** Start **

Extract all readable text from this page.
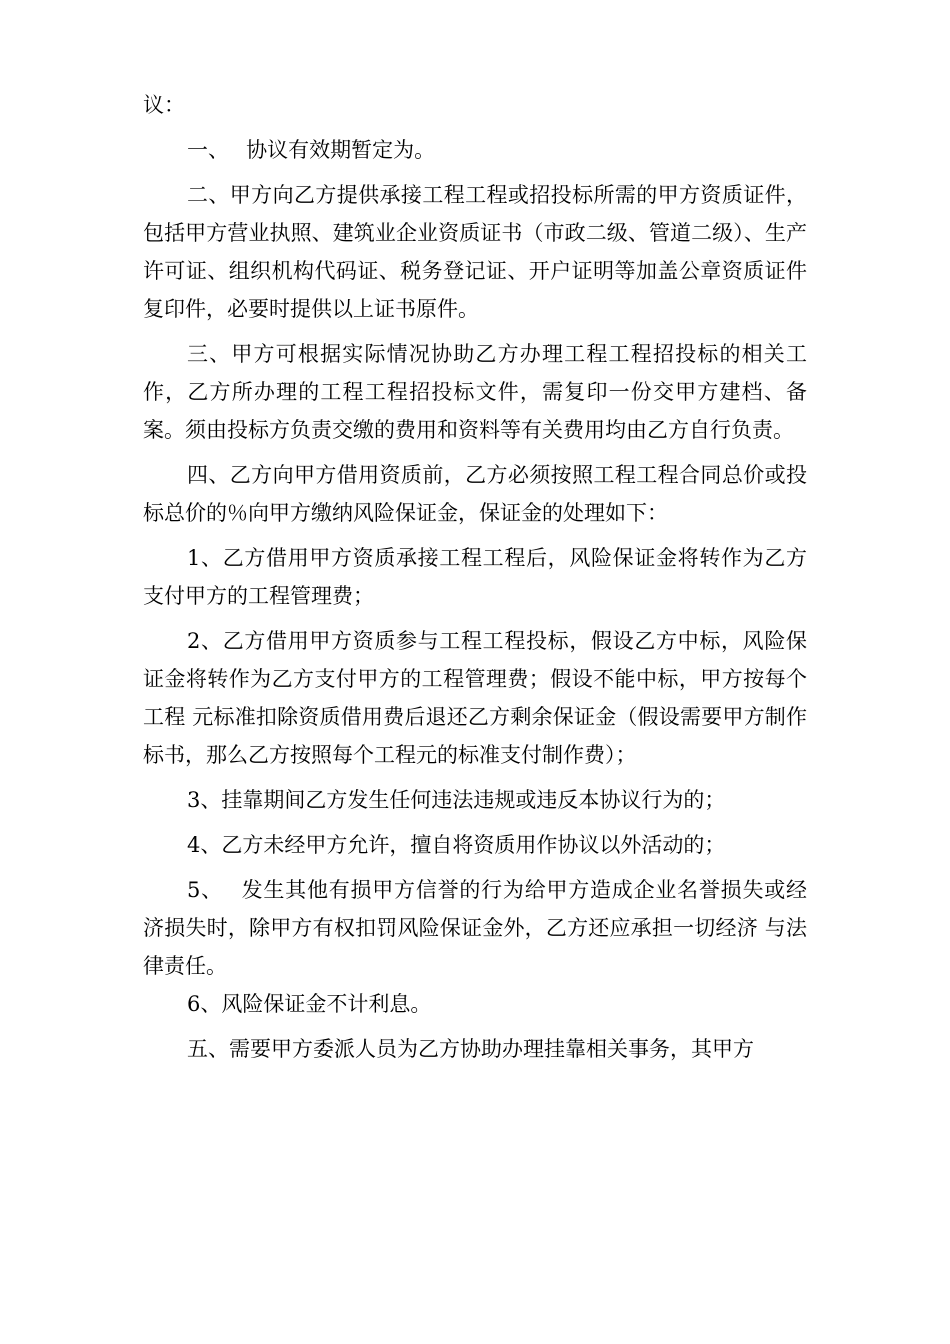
议：

一、　 协议有效期暂定为。

二、甲方向乙方提供承接工程工程或招投标所需的甲方资质证件，包括甲方营业执照、建筑业企业资质证书（市政二级、管道二级）、生产许可证、组织机构代码证、税务登记证、开户证明等加盖公章资质证件复印件，必要时提供以上证书原件。

三、甲方可根据实际情况协助乙方办理工程工程招投标的相关工作，乙方所办理的工程工程招投标文件，需复印一份交甲方建档、备案。须由投标方负责交缴的费用和资料等有关费用均由乙方自行负责。

四、乙方向甲方借用资质前，乙方必须按照工程工程合同总价或投标总价的％向甲方缴纳风险保证金，保证金的处理如下：

1、乙方借用甲方资质承接工程工程后，风险保证金将转作为乙方支付甲方的工程管理费；

2、乙方借用甲方资质参与工程工程投标，假设乙方中标，风险保证金将转作为乙方支付甲方的工程管理费；假设不能中标，甲方按每个工程 元标准扣除资质借用费后退还乙方剩余保证金（假设需要甲方制作标书，那么乙方按照每个工程元的标准支付制作费）；

3、挂靠期间乙方发生任何违法违规或违反本协议行为的；

4、乙方未经甲方允许，擅自将资质用作协议以外活动的；

5、　 发生其他有损甲方信誉的行为给甲方造成企业名誉损失或经 济损失时，除甲方有权扣罚风险保证金外，乙方还应承担一切经济 与法律责任。

6、风险保证金不计利息。

五、需要甲方委派人员为乙方协助办理挂靠相关事务，其甲方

** End **

Quote all the records verbatim, dropping any pictures from your copy.

— Solution to the exercise —
Extract all readable text from this page.
议：

一、　 协议有效期暂定为。

二、甲方向乙方提供承接工程工程或招投标所需的甲方资质证件，包括甲方营业执照、建筑业企业资质证书（市政二级、管道二级）、生产许可证、组织机构代码证、税务登记证、开户证明等加盖公章资质证件复印件，必要时提供以上证书原件。

三、甲方可根据实际情况协助乙方办理工程工程招投标的相关工作，乙方所办理的工程工程招投标文件，需复印一份交甲方建档、备案。须由投标方负责交缴的费用和资料等有关费用均由乙方自行负责。

四、乙方向甲方借用资质前，乙方必须按照工程工程合同总价或投标总价的％向甲方缴纳风险保证金，保证金的处理如下：

1、乙方借用甲方资质承接工程工程后，风险保证金将转作为乙方支付甲方的工程管理费；

2、乙方借用甲方资质参与工程工程投标，假设乙方中标，风险保证金将转作为乙方支付甲方的工程管理费；假设不能中标，甲方按每个工程 元标准扣除资质借用费后退还乙方剩余保证金（假设需要甲方制作标书，那么乙方按照每个工程元的标准支付制作费）；

3、挂靠期间乙方发生任何违法违规或违反本协议行为的；

4、乙方未经甲方允许，擅自将资质用作协议以外活动的；

5、　 发生其他有损甲方信誉的行为给甲方造成企业名誉损失或经 济损失时，除甲方有权扣罚风险保证金外，乙方还应承担一切经济 与法律责任。

6、风险保证金不计利息。

五、需要甲方委派人员为乙方协助办理挂靠相关事务，其甲方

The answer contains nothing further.